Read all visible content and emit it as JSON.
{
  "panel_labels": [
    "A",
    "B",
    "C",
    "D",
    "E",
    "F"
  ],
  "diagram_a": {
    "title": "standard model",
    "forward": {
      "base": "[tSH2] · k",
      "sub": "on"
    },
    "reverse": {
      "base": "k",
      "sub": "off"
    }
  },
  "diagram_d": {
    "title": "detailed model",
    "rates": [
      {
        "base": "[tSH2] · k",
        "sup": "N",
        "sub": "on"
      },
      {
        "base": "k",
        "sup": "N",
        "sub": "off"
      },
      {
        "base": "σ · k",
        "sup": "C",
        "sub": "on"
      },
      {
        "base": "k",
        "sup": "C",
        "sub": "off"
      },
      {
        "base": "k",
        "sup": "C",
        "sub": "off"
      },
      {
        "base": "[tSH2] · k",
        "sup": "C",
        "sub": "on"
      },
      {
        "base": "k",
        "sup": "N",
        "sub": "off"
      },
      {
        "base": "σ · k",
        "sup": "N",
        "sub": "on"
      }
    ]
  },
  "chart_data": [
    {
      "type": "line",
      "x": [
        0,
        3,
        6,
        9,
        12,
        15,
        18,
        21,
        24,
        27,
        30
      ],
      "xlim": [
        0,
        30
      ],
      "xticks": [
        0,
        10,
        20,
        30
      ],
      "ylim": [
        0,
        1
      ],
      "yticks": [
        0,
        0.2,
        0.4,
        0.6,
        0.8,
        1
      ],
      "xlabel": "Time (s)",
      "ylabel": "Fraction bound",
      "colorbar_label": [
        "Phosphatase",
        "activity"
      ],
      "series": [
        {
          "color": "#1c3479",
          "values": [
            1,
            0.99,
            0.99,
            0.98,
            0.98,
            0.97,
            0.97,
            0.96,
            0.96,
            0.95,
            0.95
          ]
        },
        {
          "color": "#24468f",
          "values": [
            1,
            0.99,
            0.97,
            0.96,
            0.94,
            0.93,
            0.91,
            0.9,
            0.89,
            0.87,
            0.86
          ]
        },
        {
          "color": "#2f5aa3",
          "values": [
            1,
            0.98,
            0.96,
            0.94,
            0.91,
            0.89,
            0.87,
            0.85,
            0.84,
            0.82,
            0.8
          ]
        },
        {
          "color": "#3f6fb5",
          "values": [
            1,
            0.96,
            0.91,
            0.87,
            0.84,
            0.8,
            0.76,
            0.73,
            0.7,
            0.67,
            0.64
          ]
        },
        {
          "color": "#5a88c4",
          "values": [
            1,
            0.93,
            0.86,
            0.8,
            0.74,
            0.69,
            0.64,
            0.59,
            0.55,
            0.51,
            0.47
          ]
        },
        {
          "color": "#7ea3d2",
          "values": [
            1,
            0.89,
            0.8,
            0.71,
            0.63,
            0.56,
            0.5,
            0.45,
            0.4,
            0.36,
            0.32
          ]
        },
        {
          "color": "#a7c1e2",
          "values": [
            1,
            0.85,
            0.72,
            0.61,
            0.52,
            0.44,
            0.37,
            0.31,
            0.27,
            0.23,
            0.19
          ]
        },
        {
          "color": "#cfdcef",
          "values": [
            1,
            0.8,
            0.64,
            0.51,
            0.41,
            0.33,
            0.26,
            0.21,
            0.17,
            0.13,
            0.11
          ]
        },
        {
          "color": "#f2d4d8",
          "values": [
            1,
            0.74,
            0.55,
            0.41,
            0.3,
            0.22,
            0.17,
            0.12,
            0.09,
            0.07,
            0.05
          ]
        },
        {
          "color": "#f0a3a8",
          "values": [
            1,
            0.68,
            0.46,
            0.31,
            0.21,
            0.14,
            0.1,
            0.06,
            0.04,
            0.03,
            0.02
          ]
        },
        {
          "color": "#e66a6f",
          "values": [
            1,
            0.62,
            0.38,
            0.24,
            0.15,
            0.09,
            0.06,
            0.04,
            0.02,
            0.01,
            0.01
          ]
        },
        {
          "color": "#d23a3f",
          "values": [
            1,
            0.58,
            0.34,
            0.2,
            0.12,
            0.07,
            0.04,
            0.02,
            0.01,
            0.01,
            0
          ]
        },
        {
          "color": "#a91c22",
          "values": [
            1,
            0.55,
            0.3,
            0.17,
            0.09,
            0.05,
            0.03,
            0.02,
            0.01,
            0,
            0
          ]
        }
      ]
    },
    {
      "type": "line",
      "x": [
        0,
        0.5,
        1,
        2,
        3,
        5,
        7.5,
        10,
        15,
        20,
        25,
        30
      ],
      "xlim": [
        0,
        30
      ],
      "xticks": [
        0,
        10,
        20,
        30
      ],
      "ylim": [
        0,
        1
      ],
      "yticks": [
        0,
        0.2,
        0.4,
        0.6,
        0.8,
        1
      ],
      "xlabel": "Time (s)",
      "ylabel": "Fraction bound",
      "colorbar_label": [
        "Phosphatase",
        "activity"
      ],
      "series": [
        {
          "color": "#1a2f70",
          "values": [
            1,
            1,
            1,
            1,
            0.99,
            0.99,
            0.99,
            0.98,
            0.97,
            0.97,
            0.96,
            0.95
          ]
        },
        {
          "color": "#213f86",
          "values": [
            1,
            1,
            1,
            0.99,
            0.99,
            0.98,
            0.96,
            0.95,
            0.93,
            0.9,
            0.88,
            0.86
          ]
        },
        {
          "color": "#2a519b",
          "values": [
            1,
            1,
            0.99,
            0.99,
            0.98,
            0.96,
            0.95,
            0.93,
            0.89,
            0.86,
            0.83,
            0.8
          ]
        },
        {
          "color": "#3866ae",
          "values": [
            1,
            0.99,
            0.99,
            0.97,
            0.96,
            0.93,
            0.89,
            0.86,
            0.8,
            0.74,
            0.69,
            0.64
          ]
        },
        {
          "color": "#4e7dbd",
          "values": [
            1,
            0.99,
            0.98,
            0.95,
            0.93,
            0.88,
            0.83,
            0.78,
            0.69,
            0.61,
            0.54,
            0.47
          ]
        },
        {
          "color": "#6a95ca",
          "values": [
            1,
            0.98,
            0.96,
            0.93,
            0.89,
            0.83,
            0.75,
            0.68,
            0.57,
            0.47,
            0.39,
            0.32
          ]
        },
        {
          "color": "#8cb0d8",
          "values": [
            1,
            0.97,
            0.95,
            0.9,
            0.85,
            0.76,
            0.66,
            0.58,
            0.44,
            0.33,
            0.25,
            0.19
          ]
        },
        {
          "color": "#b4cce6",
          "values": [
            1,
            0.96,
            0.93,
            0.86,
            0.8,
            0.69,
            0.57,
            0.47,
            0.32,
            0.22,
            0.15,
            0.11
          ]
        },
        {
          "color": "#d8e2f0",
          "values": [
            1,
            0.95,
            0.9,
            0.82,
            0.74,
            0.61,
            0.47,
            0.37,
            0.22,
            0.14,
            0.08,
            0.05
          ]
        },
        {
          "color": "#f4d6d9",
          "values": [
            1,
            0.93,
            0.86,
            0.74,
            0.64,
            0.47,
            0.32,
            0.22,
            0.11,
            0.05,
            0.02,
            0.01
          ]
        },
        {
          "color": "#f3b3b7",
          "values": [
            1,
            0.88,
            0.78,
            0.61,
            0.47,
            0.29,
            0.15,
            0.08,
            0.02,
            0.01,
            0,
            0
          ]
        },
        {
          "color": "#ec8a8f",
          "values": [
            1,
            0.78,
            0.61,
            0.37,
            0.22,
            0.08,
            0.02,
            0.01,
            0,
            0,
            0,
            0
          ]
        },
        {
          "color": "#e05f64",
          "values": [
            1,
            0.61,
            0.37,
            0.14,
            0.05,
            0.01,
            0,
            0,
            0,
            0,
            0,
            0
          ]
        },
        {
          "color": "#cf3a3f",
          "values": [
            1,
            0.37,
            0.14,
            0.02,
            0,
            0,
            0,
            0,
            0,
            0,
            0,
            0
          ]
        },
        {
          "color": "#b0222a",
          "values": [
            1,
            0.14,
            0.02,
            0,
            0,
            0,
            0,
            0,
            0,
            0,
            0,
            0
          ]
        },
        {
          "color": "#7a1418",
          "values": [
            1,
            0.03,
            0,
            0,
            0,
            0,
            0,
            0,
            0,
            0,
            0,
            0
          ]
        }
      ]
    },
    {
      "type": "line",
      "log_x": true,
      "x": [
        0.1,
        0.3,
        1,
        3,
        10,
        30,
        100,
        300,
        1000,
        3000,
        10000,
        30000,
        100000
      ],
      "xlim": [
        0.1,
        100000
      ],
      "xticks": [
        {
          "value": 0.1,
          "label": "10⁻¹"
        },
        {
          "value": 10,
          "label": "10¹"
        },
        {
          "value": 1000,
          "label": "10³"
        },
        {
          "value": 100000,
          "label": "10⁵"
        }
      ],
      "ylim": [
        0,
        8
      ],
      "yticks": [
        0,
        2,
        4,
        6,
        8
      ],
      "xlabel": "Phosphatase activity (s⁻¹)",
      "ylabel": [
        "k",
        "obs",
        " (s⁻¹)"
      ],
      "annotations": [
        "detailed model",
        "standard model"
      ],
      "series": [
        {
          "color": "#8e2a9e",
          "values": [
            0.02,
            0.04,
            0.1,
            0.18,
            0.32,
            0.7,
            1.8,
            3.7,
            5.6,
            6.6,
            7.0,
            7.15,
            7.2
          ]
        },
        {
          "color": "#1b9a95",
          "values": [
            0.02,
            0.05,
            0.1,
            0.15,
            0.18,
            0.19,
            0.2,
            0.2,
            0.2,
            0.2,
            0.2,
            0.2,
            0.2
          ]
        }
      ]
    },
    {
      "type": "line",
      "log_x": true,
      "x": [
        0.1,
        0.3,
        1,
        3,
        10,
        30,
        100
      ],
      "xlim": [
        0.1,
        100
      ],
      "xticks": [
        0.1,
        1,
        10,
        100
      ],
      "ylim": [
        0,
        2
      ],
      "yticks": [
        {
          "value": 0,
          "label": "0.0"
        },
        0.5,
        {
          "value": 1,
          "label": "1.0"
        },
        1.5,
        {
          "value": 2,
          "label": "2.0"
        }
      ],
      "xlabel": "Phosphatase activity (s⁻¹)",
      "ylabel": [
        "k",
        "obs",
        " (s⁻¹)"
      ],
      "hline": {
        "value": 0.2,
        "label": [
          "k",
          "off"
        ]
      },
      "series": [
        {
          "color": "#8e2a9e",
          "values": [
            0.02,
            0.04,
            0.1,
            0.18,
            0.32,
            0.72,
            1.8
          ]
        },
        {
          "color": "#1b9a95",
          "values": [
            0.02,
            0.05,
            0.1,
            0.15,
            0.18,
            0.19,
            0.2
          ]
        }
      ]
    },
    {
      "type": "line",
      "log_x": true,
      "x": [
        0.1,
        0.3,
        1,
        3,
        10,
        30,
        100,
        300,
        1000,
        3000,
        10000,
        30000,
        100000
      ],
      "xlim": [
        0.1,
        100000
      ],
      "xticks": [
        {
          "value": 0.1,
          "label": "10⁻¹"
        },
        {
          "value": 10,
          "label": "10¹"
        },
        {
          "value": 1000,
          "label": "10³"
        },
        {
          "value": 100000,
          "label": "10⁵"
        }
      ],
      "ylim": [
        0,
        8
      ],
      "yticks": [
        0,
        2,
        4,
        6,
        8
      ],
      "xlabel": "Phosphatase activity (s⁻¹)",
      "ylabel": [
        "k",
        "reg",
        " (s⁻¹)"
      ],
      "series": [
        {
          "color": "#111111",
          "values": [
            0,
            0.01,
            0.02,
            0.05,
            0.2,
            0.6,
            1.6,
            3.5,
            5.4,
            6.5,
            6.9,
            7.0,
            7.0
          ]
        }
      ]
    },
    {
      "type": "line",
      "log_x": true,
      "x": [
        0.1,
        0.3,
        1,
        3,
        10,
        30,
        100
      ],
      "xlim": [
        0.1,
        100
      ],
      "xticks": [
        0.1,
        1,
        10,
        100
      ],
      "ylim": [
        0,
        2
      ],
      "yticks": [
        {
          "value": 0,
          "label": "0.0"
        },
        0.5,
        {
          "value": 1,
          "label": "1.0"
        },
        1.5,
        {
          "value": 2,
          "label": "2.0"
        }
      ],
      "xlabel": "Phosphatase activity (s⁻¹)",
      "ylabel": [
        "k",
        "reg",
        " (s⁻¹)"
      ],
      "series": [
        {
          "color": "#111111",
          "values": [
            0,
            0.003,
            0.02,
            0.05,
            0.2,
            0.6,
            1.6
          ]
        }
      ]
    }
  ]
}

Instructions to follow -> Pick out and copy the lines of the material that include the word "title".

Answer to this task ->
    "title": "standard model",
    "title": "detailed model",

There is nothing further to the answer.